§ What you should do
Filter for the word "játszott" and keep each matching line.

----------------------------------------

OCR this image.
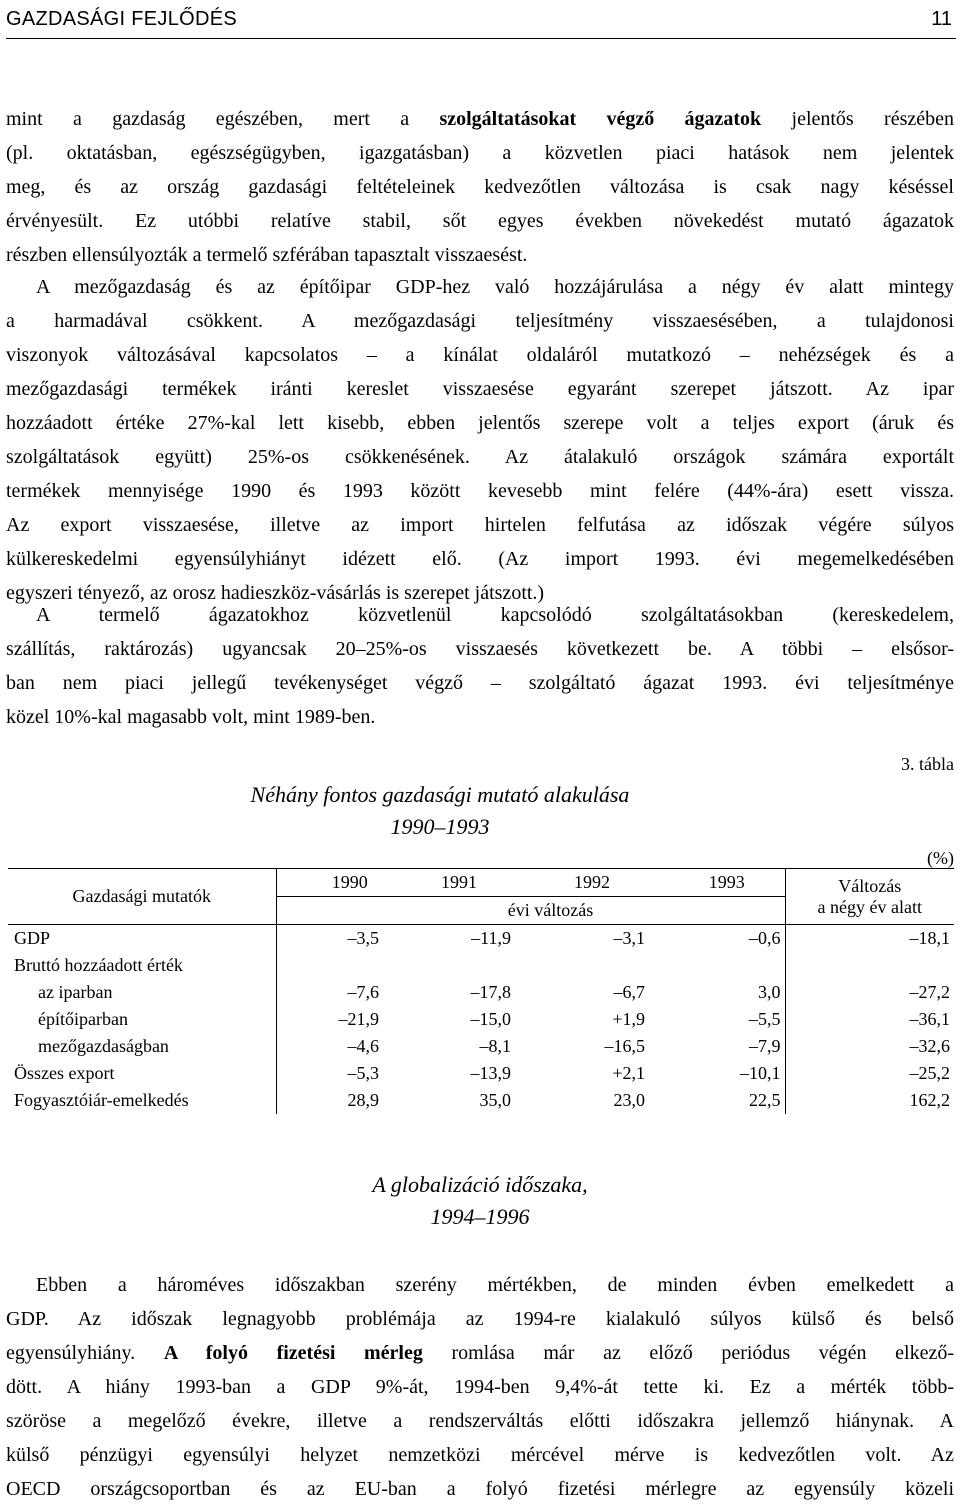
GAZDASÁGI FEJLŐDÉS	11
mint a gazdaság egészében, mert a szolgáltatásokat végző ágazatok jelentős részében
(pl. oktatásban, egészségügyben, igazgatásban) a közvetlen piaci hatások nem jelentek
meg, és az ország gazdasági feltételeinek kedvezőtlen változása is csak nagy késéssel
érvényesült. Ez utóbbi relatíve stabil, sőt egyes években növekedést mutató ágazatok
részben ellensúlyozták a termelő szférában tapasztalt visszaesést.
A mezőgazdaság és az építőipar GDP-hez való hozzájárulása a négy év alatt mintegy
a harmadával csökkent. A mezőgazdasági teljesítmény visszaesésében, a tulajdonosi
viszonyok változásával kapcsolatos – a kínálat oldaláról mutatkozó – nehézségek és a
mezőgazdasági termékek iránti kereslet visszaesése egyaránt szerepet játszott. Az ipar
hozzáadott értéke 27%-kal lett kisebb, ebben jelentős szerepe volt a teljes export (áruk és
szolgáltatások együtt) 25%-os csökkenésének. Az átalakuló országok számára exportált
termékek mennyisége 1990 és 1993 között kevesebb mint felére (44%-ára) esett vissza.
Az export visszaesése, illetve az import hirtelen felfutása az időszak végére súlyos
külkereskedelmi egyensúlyhiányt idézett elő. (Az import 1993. évi megemelkedésében
egyszeri tényező, az orosz hadieszköz-vásárlás is szerepet játszott.)
A termelő ágazatokhoz közvetlenül kapcsolódó szolgáltatásokban (kereskedelem,
szállítás, raktározás) ugyancsak 20–25%-os visszaesés következett be. A többi – elsősor-
ban nem piaci jellegű tevékenységet végző – szolgáltató ágazat 1993. évi teljesítménye
közel 10%-kal magasabb volt, mint 1989-ben.
3. tábla
Néhány fontos gazdasági mutató alakulása
1990–1993
(%)
Gazdasági mutatók	1990	1991	1992	1993	Változás
	évi változás				a négy év alatt
GDP	–3,5	–11,9	–3,1	–0,6	–18,1
Bruttó hozzáadott érték					
az iparban	–7,6	–17,8	–6,7	3,0	–27,2
építőiparban	–21,9	–15,0	+1,9	–5,5	–36,1
mezőgazdaságban	–4,6	–8,1	–16,5	–7,9	–32,6
Összes export	–5,3	–13,9	+2,1	–10,1	–25,2
Fogyasztóiár-emelkedés	28,9	35,0	23,0	22,5	162,2
A globalizáció időszaka,
1994–1996
Ebben a hároméves időszakban szerény mértékben, de minden évben emelkedett a
GDP. Az időszak legnagyobb problémája az 1994-re kialakuló súlyos külső és belső
egyensúlyhiány. A folyó fizetési mérleg romlása már az előző periódus végén elkező-
dött. A hiány 1993-ban a GDP 9%-át, 1994-ben 9,4%-át tette ki. Ez a mérték több-
szöröse a megelőző évekre, illetve a rendszerváltás előtti időszakra jellemző hiánynak. A
külső pénzügyi egyensúlyi helyzet nemzetközi mércével mérve is kedvezőtlen volt. Az
OECD országcsoportban és az EU-ban a folyó fizetési mérlegre az egyensúly közeli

----------------------------------------

§ Response for this exercise
mezőgazdasági termékek iránti kereslet visszaesése egyaránt szerepet játszott. Az ipar
egyszeri tényező, az orosz hadieszköz-vásárlás is szerepet játszott.)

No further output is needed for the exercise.